■ THE DATA:

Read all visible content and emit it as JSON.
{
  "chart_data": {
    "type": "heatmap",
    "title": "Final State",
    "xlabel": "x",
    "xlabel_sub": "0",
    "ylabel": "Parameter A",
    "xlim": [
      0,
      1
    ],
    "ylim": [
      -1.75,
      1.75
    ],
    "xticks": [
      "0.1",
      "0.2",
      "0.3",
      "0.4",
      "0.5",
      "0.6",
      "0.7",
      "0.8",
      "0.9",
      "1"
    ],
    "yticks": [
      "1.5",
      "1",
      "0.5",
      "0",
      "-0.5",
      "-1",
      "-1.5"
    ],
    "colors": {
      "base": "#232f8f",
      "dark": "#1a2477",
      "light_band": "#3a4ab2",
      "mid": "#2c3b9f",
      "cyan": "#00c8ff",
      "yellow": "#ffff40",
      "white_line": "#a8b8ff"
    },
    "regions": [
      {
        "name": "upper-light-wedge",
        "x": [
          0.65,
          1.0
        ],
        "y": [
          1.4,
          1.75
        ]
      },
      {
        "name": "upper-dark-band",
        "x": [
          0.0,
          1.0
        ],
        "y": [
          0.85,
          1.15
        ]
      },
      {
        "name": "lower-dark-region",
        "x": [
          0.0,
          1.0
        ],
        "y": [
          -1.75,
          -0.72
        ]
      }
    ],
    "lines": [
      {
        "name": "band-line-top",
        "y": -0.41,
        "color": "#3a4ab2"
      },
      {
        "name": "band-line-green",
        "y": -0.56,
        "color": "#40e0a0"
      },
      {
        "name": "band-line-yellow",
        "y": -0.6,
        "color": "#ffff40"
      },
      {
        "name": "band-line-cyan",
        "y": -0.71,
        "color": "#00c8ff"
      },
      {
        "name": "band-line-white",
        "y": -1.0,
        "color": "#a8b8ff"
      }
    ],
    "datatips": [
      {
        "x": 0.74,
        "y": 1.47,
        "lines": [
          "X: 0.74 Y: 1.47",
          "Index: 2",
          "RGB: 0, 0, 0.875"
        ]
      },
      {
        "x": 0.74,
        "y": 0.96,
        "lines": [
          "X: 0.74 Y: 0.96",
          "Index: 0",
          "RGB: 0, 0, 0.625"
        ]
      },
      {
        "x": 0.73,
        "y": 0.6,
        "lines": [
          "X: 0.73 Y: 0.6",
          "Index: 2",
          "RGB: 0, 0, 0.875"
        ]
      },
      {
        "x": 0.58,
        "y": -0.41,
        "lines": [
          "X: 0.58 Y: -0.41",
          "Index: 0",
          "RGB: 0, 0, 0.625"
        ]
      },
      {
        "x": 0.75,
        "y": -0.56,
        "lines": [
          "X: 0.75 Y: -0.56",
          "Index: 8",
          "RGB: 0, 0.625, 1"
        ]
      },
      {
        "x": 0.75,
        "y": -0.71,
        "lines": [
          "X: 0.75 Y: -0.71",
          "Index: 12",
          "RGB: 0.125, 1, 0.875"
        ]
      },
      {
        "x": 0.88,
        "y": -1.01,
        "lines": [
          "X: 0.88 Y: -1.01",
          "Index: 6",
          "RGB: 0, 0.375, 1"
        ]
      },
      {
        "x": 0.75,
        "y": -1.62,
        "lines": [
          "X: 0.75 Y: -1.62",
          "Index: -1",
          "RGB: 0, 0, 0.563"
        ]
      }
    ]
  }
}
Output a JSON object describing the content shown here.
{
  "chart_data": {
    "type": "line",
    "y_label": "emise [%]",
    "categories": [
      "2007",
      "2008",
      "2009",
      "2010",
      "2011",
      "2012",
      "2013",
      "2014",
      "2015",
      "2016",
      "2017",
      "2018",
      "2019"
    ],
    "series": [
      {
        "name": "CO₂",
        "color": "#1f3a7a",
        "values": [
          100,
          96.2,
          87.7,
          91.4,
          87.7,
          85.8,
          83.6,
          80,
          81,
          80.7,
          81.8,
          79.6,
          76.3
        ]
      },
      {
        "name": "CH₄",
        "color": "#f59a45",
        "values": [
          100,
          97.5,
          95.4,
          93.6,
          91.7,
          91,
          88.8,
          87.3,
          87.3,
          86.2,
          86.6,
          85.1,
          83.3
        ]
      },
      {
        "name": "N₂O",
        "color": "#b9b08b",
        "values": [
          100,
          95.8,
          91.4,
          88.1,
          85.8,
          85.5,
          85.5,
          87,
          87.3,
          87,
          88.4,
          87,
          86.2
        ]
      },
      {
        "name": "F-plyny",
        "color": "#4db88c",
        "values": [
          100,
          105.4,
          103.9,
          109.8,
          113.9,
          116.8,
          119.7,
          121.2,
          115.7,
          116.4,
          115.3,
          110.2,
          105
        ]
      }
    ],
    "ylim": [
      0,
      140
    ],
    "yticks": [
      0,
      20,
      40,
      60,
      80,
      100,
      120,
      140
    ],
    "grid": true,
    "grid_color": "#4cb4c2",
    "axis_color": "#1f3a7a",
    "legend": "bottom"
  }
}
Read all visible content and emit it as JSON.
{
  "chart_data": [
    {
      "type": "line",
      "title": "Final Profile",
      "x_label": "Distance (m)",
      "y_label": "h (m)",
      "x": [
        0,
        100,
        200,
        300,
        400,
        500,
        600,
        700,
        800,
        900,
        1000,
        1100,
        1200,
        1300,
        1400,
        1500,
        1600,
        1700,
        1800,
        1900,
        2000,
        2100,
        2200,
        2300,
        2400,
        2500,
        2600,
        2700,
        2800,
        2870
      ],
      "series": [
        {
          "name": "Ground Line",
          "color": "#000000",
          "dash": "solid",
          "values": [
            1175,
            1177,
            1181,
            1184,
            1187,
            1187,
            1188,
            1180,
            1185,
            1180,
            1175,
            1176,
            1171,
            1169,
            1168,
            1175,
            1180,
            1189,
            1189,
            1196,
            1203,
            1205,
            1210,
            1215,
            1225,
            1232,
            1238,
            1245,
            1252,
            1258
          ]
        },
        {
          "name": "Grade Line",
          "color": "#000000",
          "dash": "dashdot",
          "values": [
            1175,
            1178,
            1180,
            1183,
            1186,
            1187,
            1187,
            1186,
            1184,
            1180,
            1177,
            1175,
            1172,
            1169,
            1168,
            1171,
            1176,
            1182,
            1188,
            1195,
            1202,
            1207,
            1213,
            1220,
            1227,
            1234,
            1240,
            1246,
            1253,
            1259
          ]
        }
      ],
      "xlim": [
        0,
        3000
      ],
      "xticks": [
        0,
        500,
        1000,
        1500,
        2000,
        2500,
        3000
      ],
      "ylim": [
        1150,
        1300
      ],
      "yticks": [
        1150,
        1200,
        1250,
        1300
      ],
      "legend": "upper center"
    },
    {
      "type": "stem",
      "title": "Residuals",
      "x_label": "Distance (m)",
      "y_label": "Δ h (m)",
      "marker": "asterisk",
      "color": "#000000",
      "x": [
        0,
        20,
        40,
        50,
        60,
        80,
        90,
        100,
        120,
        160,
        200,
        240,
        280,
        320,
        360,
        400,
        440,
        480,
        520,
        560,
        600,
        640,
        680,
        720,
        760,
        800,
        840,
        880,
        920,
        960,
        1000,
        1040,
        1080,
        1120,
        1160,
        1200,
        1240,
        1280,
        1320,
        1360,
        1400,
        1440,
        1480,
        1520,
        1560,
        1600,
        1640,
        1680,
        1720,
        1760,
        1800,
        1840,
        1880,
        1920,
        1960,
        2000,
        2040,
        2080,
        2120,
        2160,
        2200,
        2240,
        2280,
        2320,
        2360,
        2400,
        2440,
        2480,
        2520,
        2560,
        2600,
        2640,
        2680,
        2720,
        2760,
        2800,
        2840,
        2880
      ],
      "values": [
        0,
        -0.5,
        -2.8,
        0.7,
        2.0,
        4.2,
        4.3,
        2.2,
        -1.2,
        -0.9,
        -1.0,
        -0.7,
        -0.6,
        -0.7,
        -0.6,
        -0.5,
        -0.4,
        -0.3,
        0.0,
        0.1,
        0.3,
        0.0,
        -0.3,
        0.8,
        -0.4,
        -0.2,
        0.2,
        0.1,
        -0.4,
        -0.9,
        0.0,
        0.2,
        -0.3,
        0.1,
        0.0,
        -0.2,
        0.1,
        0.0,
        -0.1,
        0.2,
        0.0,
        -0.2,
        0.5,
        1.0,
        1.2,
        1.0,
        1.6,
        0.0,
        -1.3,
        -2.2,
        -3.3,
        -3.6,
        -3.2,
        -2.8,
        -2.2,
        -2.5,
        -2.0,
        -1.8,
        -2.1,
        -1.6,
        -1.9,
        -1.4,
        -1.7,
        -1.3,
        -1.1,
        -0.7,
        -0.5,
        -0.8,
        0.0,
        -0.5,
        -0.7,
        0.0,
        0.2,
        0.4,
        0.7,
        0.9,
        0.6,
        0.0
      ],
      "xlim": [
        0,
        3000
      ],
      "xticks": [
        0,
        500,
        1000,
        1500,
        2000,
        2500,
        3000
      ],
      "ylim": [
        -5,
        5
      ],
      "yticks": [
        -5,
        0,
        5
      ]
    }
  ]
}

■ WHAT IS REQUIRED: From the material above, gather all lines that include the string "Index" and copy them.

■ RESPONSE TO THIS EXERCISE:
          "Index: 2",
          "Index: 0",
          "Index: 2",
          "Index: 0",
          "Index: 8",
          "Index: 12",
          "Index: 6",
          "Index: -1",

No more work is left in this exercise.